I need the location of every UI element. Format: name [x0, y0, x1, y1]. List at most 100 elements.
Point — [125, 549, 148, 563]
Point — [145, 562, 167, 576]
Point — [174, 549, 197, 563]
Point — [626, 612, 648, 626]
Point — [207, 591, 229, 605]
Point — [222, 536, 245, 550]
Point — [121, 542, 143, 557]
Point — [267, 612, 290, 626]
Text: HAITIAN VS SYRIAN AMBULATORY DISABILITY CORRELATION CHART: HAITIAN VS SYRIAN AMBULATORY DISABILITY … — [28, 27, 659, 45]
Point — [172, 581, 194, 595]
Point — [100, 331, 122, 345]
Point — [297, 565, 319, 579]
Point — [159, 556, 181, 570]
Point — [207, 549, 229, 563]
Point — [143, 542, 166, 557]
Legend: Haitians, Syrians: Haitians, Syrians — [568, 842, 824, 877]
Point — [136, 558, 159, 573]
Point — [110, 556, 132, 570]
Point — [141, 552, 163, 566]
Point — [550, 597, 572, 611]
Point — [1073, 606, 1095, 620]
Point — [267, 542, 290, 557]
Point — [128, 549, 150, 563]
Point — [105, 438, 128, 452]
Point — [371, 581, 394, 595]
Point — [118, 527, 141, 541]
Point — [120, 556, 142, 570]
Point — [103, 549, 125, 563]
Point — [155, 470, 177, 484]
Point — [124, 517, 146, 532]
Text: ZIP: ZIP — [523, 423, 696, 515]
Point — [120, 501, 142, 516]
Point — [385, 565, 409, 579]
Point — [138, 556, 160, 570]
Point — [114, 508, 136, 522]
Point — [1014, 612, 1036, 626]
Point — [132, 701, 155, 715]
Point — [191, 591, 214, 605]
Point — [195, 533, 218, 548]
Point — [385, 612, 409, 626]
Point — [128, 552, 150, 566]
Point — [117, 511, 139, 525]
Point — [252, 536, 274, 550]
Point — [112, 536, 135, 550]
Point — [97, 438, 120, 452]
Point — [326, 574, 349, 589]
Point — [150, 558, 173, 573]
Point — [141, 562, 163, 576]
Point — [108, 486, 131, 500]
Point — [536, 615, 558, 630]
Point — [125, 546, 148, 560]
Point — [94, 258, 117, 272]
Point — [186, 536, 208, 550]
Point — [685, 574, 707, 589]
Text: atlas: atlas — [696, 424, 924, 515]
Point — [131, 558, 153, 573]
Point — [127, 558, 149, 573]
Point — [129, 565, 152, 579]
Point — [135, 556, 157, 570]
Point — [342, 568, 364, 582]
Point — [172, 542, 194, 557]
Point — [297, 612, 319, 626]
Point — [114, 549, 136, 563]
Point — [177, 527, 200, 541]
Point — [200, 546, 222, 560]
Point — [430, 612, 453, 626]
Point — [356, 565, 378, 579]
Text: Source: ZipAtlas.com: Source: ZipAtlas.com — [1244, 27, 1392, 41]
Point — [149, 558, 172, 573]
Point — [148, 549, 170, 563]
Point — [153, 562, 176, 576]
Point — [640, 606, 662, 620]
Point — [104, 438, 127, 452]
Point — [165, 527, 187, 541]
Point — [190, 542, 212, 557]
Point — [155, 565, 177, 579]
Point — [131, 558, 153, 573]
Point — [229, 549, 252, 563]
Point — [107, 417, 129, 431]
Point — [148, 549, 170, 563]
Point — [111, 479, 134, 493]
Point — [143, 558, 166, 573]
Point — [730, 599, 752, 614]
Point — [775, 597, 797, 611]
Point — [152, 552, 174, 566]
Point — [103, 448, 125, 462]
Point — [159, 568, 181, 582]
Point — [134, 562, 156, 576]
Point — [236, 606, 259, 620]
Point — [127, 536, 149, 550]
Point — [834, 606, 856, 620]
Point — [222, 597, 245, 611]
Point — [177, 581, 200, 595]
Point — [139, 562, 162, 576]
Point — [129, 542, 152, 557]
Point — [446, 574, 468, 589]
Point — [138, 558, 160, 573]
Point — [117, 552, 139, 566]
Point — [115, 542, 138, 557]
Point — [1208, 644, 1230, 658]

■ ■ ■ ■

Exercise goal: Reproduce the lines above without any change, from the very first line through the line that contains "Point — [103, 549, 125, 563]", including that last line.

Reply:
I need the location of every UI element. Format: name [x0, y0, x1, y1]. List at most 100 elements.
Point — [125, 549, 148, 563]
Point — [145, 562, 167, 576]
Point — [174, 549, 197, 563]
Point — [626, 612, 648, 626]
Point — [207, 591, 229, 605]
Point — [222, 536, 245, 550]
Point — [121, 542, 143, 557]
Point — [267, 612, 290, 626]
Text: HAITIAN VS SYRIAN AMBULATORY DISABILITY CORRELATION CHART: HAITIAN VS SYRIAN AMBULATORY DISABILITY … — [28, 27, 659, 45]
Point — [172, 581, 194, 595]
Point — [100, 331, 122, 345]
Point — [297, 565, 319, 579]
Point — [159, 556, 181, 570]
Point — [207, 549, 229, 563]
Point — [143, 542, 166, 557]
Legend: Haitians, Syrians: Haitians, Syrians — [568, 842, 824, 877]
Point — [136, 558, 159, 573]
Point — [110, 556, 132, 570]
Point — [141, 552, 163, 566]
Point — [550, 597, 572, 611]
Point — [1073, 606, 1095, 620]
Point — [267, 542, 290, 557]
Point — [128, 549, 150, 563]
Point — [105, 438, 128, 452]
Point — [371, 581, 394, 595]
Point — [118, 527, 141, 541]
Point — [120, 556, 142, 570]
Point — [103, 549, 125, 563]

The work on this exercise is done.